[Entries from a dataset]
################

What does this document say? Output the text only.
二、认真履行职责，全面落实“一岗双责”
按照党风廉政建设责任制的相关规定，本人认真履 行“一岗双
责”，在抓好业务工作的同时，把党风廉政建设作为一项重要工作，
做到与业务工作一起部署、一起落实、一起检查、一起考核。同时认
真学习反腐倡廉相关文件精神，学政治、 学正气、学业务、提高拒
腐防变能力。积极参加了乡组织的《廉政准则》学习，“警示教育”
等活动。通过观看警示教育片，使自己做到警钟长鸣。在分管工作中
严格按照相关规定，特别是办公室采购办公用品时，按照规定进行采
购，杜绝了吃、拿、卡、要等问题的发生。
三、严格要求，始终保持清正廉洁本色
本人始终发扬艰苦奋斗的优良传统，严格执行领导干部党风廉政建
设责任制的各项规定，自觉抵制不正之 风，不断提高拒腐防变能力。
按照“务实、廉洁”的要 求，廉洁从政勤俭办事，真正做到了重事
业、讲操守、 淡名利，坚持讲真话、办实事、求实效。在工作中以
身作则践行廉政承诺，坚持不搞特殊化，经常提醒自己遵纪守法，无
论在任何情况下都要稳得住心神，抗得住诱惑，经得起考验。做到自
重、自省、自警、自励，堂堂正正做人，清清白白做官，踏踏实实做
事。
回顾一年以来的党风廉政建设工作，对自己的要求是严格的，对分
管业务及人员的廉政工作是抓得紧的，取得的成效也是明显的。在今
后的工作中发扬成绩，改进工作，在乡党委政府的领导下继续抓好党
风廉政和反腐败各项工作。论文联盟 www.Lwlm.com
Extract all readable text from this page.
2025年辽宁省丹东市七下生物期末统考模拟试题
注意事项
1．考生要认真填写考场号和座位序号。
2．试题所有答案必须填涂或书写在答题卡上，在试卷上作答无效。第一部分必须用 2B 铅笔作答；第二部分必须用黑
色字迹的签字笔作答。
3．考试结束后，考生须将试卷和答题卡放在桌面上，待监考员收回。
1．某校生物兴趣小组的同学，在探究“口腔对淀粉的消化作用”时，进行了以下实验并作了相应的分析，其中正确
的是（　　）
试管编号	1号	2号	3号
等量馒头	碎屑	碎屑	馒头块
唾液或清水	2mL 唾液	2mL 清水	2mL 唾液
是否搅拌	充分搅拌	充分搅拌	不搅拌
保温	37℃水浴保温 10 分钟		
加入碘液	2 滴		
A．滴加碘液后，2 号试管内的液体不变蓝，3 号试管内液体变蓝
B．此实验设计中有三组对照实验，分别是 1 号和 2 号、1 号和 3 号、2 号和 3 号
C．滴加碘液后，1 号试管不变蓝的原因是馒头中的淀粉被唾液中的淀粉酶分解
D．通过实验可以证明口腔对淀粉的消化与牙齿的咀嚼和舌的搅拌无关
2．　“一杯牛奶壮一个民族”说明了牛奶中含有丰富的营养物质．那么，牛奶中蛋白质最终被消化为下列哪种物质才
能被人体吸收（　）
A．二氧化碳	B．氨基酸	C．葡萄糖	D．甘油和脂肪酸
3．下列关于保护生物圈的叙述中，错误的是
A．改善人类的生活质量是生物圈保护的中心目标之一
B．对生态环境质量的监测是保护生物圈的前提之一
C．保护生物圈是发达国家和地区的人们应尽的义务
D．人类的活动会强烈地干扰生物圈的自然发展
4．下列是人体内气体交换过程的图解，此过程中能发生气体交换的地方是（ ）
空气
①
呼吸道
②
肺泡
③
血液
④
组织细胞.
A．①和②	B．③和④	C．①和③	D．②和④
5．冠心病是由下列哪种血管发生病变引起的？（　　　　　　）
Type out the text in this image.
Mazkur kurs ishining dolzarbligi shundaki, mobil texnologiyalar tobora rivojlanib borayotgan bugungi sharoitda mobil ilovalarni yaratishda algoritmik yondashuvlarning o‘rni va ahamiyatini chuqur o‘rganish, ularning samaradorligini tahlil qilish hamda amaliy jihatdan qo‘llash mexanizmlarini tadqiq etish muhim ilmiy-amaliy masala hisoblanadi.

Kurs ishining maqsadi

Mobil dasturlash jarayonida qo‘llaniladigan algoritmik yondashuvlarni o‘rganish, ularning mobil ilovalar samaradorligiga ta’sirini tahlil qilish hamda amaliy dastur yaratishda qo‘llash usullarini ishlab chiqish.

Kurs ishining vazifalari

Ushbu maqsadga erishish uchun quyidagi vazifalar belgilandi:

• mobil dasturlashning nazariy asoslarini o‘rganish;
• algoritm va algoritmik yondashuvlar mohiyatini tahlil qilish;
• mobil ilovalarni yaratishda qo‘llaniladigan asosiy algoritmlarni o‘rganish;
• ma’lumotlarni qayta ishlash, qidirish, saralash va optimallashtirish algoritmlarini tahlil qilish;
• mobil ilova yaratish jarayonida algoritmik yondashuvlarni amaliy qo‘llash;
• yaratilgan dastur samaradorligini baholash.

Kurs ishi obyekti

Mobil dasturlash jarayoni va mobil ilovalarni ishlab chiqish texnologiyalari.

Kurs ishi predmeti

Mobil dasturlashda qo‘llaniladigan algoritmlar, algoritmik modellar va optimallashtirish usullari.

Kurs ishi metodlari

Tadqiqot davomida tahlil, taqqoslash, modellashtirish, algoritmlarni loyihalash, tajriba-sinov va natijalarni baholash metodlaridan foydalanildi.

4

################

Copy out each record from above, exactly.

What does this document say? Output the text only.
二、认真履行职责，全面落实“一岗双责”
按照党风廉政建设责任制的相关规定，本人认真履 行“一岗双
责”，在抓好业务工作的同时，把党风廉政建设作为一项重要工作，
做到与业务工作一起部署、一起落实、一起检查、一起考核。同时认
真学习反腐倡廉相关文件精神，学政治、 学正气、学业务、提高拒
腐防变能力。积极参加了乡组织的《廉政准则》学习，“警示教育”
等活动。通过观看警示教育片，使自己做到警钟长鸣。在分管工作中
严格按照相关规定，特别是办公室采购办公用品时，按照规定进行采
购，杜绝了吃、拿、卡、要等问题的发生。
三、严格要求，始终保持清正廉洁本色
本人始终发扬艰苦奋斗的优良传统，严格执行领导干部党风廉政建
设责任制的各项规定，自觉抵制不正之 风，不断提高拒腐防变能力。
按照“务实、廉洁”的要 求，廉洁从政勤俭办事，真正做到了重事
业、讲操守、 淡名利，坚持讲真话、办实事、求实效。在工作中以
身作则践行廉政承诺，坚持不搞特殊化，经常提醒自己遵纪守法，无
论在任何情况下都要稳得住心神，抗得住诱惑，经得起考验。做到自
重、自省、自警、自励，堂堂正正做人，清清白白做官，踏踏实实做
事。
回顾一年以来的党风廉政建设工作，对自己的要求是严格的，对分
管业务及人员的廉政工作是抓得紧的，取得的成效也是明显的。在今
后的工作中发扬成绩，改进工作，在乡党委政府的领导下继续抓好党
风廉政和反腐败各项工作。论文联盟 www.Lwlm.com
Extract all readable text from this page.
2025年辽宁省丹东市七下生物期末统考模拟试题
注意事项
1．考生要认真填写考场号和座位序号。
2．试题所有答案必须填涂或书写在答题卡上，在试卷上作答无效。第一部分必须用 2B 铅笔作答；第二部分必须用黑
色字迹的签字笔作答。
3．考试结束后，考生须将试卷和答题卡放在桌面上，待监考员收回。
1．某校生物兴趣小组的同学，在探究“口腔对淀粉的消化作用”时，进行了以下实验并作了相应的分析，其中正确
的是（　　）
试管编号	1号	2号	3号
等量馒头	碎屑	碎屑	馒头块
唾液或清水	2mL 唾液	2mL 清水	2mL 唾液
是否搅拌	充分搅拌	充分搅拌	不搅拌
保温	37℃水浴保温 10 分钟		
加入碘液	2 滴		
A．滴加碘液后，2 号试管内的液体不变蓝，3 号试管内液体变蓝
B．此实验设计中有三组对照实验，分别是 1 号和 2 号、1 号和 3 号、2 号和 3 号
C．滴加碘液后，1 号试管不变蓝的原因是馒头中的淀粉被唾液中的淀粉酶分解
D．通过实验可以证明口腔对淀粉的消化与牙齿的咀嚼和舌的搅拌无关
2．　“一杯牛奶壮一个民族”说明了牛奶中含有丰富的营养物质．那么，牛奶中蛋白质最终被消化为下列哪种物质才
能被人体吸收（　）
A．二氧化碳	B．氨基酸	C．葡萄糖	D．甘油和脂肪酸
3．下列关于保护生物圈的叙述中，错误的是
A．改善人类的生活质量是生物圈保护的中心目标之一
B．对生态环境质量的监测是保护生物圈的前提之一
C．保护生物圈是发达国家和地区的人们应尽的义务
D．人类的活动会强烈地干扰生物圈的自然发展
4．下列是人体内气体交换过程的图解，此过程中能发生气体交换的地方是（ ）
空气
①
呼吸道
②
肺泡
③
血液
④
组织细胞.
A．①和②	B．③和④	C．①和③	D．②和④
5．冠心病是由下列哪种血管发生病变引起的？（　　　　　　）
Type out the text in this image.
Mazkur kurs ishining dolzarbligi shundaki, mobil texnologiyalar tobora rivojlanib borayotgan bugungi sharoitda mobil ilovalarni yaratishda algoritmik yondashuvlarning o‘rni va ahamiyatini chuqur o‘rganish, ularning samaradorligini tahlil qilish hamda amaliy jihatdan qo‘llash mexanizmlarini tadqiq etish muhim ilmiy-amaliy masala hisoblanadi.

Kurs ishining maqsadi

Mobil dasturlash jarayonida qo‘llaniladigan algoritmik yondashuvlarni o‘rganish, ularning mobil ilovalar samaradorligiga ta’sirini tahlil qilish hamda amaliy dastur yaratishda qo‘llash usullarini ishlab chiqish.

Kurs ishining vazifalari

Ushbu maqsadga erishish uchun quyidagi vazifalar belgilandi:

• mobil dasturlashning nazariy asoslarini o‘rganish;
• algoritm va algoritmik yondashuvlar mohiyatini tahlil qilish;
• mobil ilovalarni yaratishda qo‘llaniladigan asosiy algoritmlarni o‘rganish;
• ma’lumotlarni qayta ishlash, qidirish, saralash va optimallashtirish algoritmlarini tahlil qilish;
• mobil ilova yaratish jarayonida algoritmik yondashuvlarni amaliy qo‘llash;
• yaratilgan dastur samaradorligini baholash.

Kurs ishi obyekti

Mobil dasturlash jarayoni va mobil ilovalarni ishlab chiqish texnologiyalari.

Kurs ishi predmeti

Mobil dasturlashda qo‘llaniladigan algoritmlar, algoritmik modellar va optimallashtirish usullari.

Kurs ishi metodlari

Tadqiqot davomida tahlil, taqqoslash, modellashtirish, algoritmlarni loyihalash, tajriba-sinov va natijalarni baholash metodlaridan foydalanildi.

4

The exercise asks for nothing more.